> **WHAT THE EXERCISE ASKS**
Look through the listing and locate every line containing the word "gloss"; copy those lines.

+++ INFORMATION GIVEN +++

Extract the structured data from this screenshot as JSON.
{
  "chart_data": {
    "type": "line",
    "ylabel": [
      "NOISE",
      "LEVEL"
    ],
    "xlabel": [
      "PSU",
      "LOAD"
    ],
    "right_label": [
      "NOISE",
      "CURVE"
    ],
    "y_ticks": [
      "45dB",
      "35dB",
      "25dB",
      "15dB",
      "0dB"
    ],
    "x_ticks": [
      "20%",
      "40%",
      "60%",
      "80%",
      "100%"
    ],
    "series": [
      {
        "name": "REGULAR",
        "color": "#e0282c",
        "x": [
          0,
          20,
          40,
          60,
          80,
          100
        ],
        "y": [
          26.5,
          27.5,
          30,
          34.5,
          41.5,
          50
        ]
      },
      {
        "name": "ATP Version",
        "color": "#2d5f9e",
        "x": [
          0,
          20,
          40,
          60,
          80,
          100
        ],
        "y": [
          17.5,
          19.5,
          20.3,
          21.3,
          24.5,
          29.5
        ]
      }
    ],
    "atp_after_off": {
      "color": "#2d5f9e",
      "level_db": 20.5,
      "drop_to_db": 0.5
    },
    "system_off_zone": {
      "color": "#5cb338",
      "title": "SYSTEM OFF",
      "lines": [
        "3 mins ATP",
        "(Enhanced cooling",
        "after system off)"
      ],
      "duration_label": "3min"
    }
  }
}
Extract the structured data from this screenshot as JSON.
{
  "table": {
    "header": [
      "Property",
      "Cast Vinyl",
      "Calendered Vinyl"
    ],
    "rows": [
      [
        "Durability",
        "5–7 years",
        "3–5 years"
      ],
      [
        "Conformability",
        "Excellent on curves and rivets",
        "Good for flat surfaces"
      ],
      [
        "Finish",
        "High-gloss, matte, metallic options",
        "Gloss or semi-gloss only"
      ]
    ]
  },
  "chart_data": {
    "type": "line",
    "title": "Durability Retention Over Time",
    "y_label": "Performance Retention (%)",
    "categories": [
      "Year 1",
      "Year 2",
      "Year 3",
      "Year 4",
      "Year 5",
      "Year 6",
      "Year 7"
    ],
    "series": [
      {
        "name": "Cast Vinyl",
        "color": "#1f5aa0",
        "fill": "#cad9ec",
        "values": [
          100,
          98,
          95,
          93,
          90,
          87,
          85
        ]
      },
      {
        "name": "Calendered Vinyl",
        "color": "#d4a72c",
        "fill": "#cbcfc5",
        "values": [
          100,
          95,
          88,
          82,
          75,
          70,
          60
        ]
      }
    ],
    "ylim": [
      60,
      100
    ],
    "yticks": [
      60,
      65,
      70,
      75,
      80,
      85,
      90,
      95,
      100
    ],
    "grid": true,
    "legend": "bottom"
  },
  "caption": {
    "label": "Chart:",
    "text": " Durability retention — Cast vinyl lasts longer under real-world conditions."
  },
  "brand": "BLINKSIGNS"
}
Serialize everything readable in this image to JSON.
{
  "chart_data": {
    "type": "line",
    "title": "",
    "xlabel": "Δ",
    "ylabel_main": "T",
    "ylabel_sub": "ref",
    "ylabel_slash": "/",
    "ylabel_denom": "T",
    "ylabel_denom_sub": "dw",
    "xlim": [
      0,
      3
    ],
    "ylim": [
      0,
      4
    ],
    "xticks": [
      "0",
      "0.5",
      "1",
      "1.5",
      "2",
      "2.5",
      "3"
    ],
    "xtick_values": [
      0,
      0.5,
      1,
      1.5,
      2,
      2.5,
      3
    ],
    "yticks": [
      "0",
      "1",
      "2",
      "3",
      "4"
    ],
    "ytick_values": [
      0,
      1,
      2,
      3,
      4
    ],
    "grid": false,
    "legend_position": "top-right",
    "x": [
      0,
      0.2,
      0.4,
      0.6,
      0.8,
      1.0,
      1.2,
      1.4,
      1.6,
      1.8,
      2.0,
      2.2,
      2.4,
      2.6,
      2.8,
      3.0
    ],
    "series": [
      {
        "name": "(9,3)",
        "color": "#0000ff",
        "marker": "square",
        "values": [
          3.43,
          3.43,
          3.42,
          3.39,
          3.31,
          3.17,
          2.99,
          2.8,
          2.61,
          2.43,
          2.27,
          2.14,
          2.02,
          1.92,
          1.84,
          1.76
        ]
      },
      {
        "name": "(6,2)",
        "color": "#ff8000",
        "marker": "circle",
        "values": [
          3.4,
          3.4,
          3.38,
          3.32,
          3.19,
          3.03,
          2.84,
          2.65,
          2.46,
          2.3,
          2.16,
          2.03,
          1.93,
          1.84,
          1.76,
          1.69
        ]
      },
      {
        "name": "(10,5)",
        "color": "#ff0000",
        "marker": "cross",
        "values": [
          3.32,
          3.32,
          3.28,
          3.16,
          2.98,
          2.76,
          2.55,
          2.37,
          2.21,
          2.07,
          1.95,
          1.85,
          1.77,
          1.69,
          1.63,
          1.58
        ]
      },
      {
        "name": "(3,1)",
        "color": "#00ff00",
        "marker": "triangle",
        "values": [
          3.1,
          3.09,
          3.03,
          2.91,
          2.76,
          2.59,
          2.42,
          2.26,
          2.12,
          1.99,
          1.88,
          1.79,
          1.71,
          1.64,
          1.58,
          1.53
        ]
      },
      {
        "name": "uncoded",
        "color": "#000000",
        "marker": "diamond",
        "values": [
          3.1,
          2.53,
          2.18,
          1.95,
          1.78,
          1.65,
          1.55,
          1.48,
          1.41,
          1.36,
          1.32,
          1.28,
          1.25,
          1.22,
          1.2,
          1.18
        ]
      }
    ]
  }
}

+++

> **SOLVED EXERCISE**
        "High-gloss, matte, metallic options",
        "Gloss or semi-gloss only"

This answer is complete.